» Exercise task
Show all lines from the data that include the word "thermostat".

» Saved entries
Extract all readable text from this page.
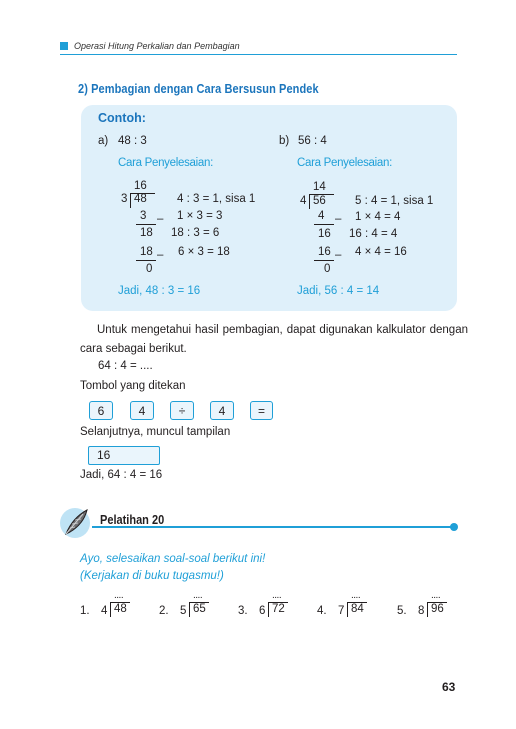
Operasi Hitung Perkalian dan Pembagian
2) Pembagian dengan Cara Bersusun Pendek
Contoh:
a) 48 : 3
Cara Penyelesaian:
16
3 48
3 –
18
18 –
0
4 : 3 = 1, sisa 1
1 × 3 = 3
18 : 3 = 6
6 × 3 = 18
Jadi, 48 : 3 = 16
b) 56 : 4
Cara Penyelesaian:
14
4 56
4 –
16
16 –
0
5 : 4 = 1, sisa 1
1 × 4 = 4
16 : 4 = 4
4 × 4 = 16
Jadi, 56 : 4 = 14
Untuk mengetahui hasil pembagian, dapat digunakan kalkulator dengan cara sebagai berikut.
64 : 4 = ....
Tombol yang ditekan
6	4	÷	4	=
Selanjutnya, muncul tampilan
16
Jadi, 64 : 4 = 16
Pelatihan 20
Ayo, selesaikan soal-soal berikut ini!
(Kerjakan di buku tugasmu!)
1. 4 48
....
2. 5 65
....
3. 6 72
....
4. 7 84
....
5. 8 96
....
63
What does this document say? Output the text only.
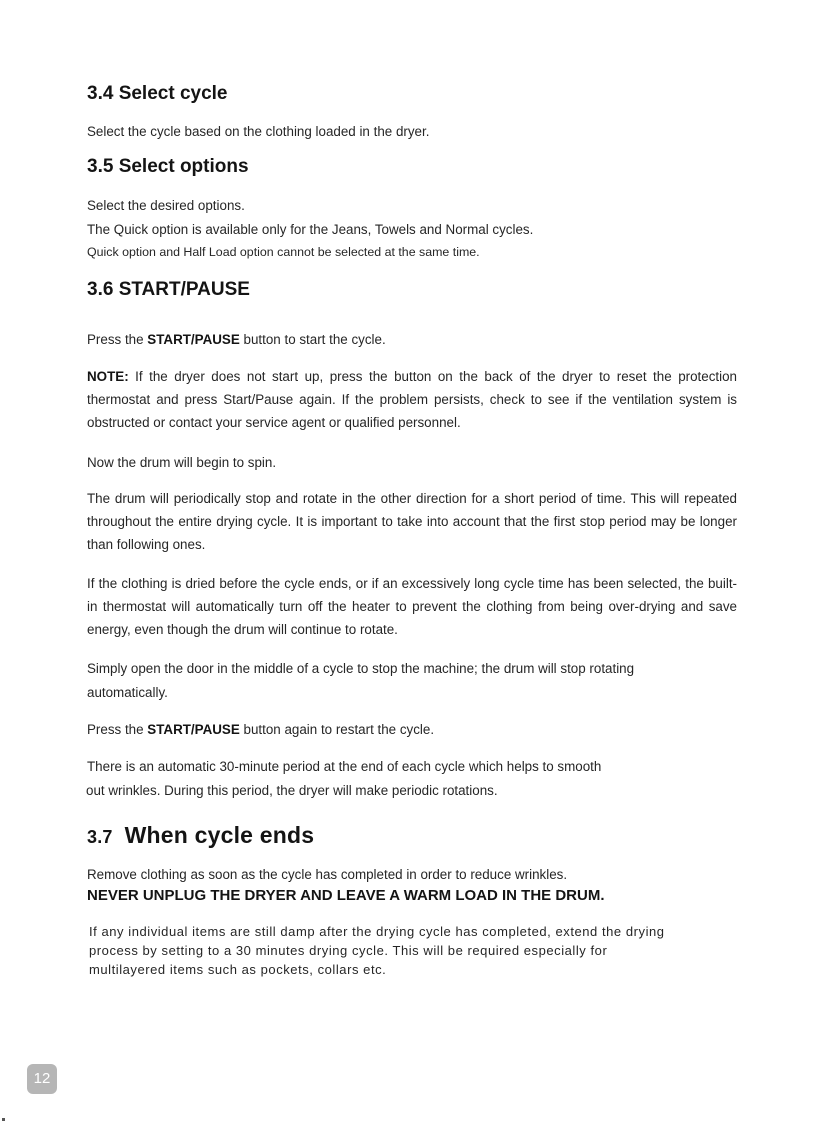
3.4 Select cycle

Select the cycle based on the clothing loaded in the dryer.

3.5 Select options

Select the desired options.

The Quick option is available only for the Jeans, Towels and Normal cycles.

Quick option and Half Load option cannot be selected at the same time.

3.6 START/PAUSE

Press the START/PAUSE button to start the cycle.

NOTE: If the dryer does not start up, press the button on the back of the dryer to reset the protection thermostat and press Start/Pause again. If the problem persists, check to see if the ventilation system is obstructed or contact your service agent or qualified personnel.

Now the drum will begin to spin.

The drum will periodically stop and rotate in the other direction for a short period of time. This will repeated throughout the entire drying cycle. It is important to take into account that the first stop period may be longer than following ones.

If the clothing is dried before the cycle ends, or if an excessively long cycle time has been selected, the built-in thermostat will automatically turn off the heater to prevent the clothing from being over-drying and save energy, even though the drum will continue to rotate.

Simply open the door in the middle of a cycle to stop the machine; the drum will stop rotating

automatically.

Press the START/PAUSE button again to restart the cycle.

There is an automatic 30-minute period at the end of each cycle which helps to smooth

out wrinkles. During this period, the dryer will make periodic rotations.

3.7 When cycle ends

Remove clothing as soon as the cycle has completed in order to reduce wrinkles.

NEVER UNPLUG THE DRYER AND LEAVE A WARM LOAD IN THE DRUM.

If any individual items are still damp after the drying cycle has completed, extend the drying

process by setting to a 30 minutes drying cycle. This will be required especially for

multilayered items such as pockets, collars etc.

12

» Exercise response
NOTE: If the dryer does not start up, press the button on the back of the dryer to reset the protection thermostat and press Start/Pause again. If the problem persists, check to see if the ventilation system is obstructed or contact your service agent or qualified personnel.
If the clothing is dried before the cycle ends, or if an excessively long cycle time has been selected, the built-in thermostat will automatically turn off the heater to prevent the clothing from being over-drying and save energy, even though the drum will continue to rotate.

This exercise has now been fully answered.